DATA RECORDS:
==================================================
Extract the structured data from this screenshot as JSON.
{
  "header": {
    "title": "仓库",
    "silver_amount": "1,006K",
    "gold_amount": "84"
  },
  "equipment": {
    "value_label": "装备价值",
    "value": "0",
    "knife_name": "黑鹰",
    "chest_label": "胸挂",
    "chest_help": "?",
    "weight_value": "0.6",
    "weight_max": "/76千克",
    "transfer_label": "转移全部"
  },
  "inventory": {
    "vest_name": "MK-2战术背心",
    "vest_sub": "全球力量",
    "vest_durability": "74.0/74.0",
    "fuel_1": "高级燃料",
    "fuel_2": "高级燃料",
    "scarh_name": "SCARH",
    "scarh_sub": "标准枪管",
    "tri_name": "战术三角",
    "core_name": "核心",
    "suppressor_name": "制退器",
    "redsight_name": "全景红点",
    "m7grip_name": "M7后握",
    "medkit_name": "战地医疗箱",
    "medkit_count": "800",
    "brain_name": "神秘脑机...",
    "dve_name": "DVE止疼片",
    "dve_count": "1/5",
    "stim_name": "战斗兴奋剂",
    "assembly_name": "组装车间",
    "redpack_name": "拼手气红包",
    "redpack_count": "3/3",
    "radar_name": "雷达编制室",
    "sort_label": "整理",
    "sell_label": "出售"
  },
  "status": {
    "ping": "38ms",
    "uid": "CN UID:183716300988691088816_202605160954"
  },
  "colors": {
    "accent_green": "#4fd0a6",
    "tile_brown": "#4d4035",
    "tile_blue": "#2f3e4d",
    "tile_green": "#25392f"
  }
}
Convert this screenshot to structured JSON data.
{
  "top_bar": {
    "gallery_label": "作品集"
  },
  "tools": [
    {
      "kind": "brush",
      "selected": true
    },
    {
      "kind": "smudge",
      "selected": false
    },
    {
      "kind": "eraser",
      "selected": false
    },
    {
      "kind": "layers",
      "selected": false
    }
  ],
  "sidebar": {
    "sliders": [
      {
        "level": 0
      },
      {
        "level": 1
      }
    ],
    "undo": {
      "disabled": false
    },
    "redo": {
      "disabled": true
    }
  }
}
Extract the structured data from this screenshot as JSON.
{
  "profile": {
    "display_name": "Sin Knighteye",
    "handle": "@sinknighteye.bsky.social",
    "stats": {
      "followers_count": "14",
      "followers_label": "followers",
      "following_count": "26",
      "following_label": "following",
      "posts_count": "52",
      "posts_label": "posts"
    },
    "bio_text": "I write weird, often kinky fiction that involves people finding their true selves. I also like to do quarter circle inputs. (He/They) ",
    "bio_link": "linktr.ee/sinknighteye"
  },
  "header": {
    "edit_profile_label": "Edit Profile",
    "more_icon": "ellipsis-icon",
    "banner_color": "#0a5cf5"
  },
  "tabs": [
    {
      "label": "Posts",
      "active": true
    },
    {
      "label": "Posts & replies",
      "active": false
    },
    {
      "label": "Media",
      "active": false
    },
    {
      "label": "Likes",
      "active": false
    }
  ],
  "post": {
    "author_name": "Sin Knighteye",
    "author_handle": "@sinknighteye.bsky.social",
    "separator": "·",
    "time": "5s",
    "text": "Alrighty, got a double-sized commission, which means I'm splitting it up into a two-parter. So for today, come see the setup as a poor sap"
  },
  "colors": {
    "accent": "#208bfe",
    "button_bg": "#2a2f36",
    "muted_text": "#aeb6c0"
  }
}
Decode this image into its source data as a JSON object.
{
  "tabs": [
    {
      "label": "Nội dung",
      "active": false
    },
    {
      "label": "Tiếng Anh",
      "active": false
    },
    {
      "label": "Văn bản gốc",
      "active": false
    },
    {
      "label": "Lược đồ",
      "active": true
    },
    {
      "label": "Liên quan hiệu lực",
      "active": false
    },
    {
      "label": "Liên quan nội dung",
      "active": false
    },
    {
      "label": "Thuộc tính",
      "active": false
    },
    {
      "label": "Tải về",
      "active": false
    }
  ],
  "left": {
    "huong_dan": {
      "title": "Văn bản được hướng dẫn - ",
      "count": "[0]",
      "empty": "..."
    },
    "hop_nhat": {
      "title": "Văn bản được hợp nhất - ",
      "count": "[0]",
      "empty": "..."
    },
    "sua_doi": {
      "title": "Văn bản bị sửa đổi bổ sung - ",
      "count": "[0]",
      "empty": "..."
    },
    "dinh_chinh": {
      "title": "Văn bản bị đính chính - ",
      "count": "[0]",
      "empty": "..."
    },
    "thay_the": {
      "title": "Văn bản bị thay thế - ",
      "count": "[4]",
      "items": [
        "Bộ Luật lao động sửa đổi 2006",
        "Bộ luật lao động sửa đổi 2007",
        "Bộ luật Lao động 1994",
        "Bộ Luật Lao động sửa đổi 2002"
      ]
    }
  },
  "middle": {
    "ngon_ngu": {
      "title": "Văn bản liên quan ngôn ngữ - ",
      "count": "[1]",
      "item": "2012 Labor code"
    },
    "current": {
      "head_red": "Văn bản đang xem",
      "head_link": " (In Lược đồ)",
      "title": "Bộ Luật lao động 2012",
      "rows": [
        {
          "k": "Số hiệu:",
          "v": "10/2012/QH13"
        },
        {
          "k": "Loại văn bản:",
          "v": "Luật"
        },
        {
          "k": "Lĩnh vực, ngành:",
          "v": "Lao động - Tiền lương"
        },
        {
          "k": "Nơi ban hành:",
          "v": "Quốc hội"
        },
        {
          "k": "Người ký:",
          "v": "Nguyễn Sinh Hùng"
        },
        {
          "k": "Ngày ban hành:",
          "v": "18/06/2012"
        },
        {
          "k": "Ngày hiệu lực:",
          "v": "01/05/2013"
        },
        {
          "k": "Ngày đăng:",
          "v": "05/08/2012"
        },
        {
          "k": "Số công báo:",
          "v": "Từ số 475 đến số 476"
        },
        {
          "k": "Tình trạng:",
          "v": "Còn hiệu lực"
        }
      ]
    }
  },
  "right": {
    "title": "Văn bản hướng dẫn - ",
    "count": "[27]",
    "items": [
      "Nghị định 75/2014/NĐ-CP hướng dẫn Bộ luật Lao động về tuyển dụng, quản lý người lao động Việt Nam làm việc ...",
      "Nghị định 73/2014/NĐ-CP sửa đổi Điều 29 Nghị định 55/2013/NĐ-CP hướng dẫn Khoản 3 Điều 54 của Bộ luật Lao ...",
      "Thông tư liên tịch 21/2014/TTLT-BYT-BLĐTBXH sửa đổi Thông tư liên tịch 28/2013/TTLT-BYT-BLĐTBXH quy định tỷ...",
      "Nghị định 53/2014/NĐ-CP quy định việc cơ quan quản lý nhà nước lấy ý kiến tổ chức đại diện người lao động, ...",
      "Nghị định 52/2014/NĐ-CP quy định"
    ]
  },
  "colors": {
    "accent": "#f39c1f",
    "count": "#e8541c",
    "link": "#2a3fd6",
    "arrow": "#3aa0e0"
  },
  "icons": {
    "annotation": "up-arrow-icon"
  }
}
==================================================
JOB: Each line in the material either holds the string "dung" or does not. State how many do, and nothing else.

WRITTEN REPLY: 2